## RECORD EXTRACTS
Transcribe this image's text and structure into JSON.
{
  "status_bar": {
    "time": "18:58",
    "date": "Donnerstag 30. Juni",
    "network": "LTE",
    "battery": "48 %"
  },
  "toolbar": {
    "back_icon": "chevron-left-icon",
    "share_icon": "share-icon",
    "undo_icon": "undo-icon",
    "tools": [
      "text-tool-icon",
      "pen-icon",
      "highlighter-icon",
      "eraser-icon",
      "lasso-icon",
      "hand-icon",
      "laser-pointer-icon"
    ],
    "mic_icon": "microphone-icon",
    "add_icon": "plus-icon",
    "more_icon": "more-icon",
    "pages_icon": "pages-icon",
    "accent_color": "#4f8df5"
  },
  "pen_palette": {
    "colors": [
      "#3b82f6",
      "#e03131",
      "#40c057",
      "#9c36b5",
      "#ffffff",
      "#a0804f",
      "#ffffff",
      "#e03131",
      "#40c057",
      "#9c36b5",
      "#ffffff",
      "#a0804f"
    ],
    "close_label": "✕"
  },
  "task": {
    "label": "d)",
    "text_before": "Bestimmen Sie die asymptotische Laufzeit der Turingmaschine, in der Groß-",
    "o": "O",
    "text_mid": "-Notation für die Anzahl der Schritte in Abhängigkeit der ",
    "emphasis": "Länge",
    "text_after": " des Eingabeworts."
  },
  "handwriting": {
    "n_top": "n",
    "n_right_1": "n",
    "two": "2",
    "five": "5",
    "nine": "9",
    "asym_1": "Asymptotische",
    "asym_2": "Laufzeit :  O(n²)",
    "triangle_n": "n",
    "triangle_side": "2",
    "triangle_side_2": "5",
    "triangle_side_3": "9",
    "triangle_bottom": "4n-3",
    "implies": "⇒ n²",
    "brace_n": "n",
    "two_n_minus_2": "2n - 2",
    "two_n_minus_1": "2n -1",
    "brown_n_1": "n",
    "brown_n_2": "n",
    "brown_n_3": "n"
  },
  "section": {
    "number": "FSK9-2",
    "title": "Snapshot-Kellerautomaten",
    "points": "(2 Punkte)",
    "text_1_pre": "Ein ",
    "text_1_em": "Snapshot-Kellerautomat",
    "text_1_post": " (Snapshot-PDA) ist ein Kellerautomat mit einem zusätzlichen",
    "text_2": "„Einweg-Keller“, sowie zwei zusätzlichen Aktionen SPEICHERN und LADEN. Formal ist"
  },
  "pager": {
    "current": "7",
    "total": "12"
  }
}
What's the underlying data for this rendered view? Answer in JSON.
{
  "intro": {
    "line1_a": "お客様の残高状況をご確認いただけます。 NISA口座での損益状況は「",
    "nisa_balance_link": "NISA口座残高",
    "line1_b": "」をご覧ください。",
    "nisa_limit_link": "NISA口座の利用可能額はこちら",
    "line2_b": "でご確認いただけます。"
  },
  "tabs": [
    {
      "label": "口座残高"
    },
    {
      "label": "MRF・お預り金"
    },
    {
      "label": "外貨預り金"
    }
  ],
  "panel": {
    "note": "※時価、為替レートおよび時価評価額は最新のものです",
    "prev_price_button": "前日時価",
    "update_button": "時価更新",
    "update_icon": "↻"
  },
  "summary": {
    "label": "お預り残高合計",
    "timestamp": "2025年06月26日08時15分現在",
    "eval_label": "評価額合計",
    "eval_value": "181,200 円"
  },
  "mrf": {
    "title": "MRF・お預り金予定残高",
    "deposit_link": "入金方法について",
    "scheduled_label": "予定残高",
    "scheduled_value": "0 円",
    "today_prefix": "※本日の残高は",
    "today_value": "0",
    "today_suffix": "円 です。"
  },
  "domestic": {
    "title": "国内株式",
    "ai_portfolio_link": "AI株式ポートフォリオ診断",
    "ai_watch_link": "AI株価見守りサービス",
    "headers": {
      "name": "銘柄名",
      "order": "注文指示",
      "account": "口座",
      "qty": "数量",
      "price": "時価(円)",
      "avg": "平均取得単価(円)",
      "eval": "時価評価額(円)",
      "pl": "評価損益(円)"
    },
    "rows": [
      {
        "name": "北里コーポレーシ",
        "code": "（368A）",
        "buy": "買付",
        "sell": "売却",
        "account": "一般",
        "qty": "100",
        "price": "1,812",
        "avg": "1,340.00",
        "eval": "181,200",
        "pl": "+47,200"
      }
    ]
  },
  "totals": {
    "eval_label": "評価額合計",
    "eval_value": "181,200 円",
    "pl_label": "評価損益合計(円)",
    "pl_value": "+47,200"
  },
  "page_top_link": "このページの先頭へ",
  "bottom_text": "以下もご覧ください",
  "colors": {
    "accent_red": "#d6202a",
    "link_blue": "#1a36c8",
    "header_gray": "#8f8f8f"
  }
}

## EXERCISE TASK
Your task is to return, exactly and on their own, the lines from the one containing "What's the underlying" through the last line of the listing.

## ANSWER TO THIS PROBLEM
What's the underlying data for this rendered view? Answer in JSON.
{
  "intro": {
    "line1_a": "お客様の残高状況をご確認いただけます。 NISA口座での損益状況は「",
    "nisa_balance_link": "NISA口座残高",
    "line1_b": "」をご覧ください。",
    "nisa_limit_link": "NISA口座の利用可能額はこちら",
    "line2_b": "でご確認いただけます。"
  },
  "tabs": [
    {
      "label": "口座残高"
    },
    {
      "label": "MRF・お預り金"
    },
    {
      "label": "外貨預り金"
    }
  ],
  "panel": {
    "note": "※時価、為替レートおよび時価評価額は最新のものです",
    "prev_price_button": "前日時価",
    "update_button": "時価更新",
    "update_icon": "↻"
  },
  "summary": {
    "label": "お預り残高合計",
    "timestamp": "2025年06月26日08時15分現在",
    "eval_label": "評価額合計",
    "eval_value": "181,200 円"
  },
  "mrf": {
    "title": "MRF・お預り金予定残高",
    "deposit_link": "入金方法について",
    "scheduled_label": "予定残高",
    "scheduled_value": "0 円",
    "today_prefix": "※本日の残高は",
    "today_value": "0",
    "today_suffix": "円 です。"
  },
  "domestic": {
    "title": "国内株式",
    "ai_portfolio_link": "AI株式ポートフォリオ診断",
    "ai_watch_link": "AI株価見守りサービス",
    "headers": {
      "name": "銘柄名",
      "order": "注文指示",
      "account": "口座",
      "qty": "数量",
      "price": "時価(円)",
      "avg": "平均取得単価(円)",
      "eval": "時価評価額(円)",
      "pl": "評価損益(円)"
    },
    "rows": [
      {
        "name": "北里コーポレーシ",
        "code": "（368A）",
        "buy": "買付",
        "sell": "売却",
        "account": "一般",
        "qty": "100",
        "price": "1,812",
        "avg": "1,340.00",
        "eval": "181,200",
        "pl": "+47,200"
      }
    ]
  },
  "totals": {
    "eval_label": "評価額合計",
    "eval_value": "181,200 円",
    "pl_label": "評価損益合計(円)",
    "pl_value": "+47,200"
  },
  "page_top_link": "このページの先頭へ",
  "bottom_text": "以下もご覧ください",
  "colors": {
    "accent_red": "#d6202a",
    "link_blue": "#1a36c8",
    "header_gray": "#8f8f8f"
  }
}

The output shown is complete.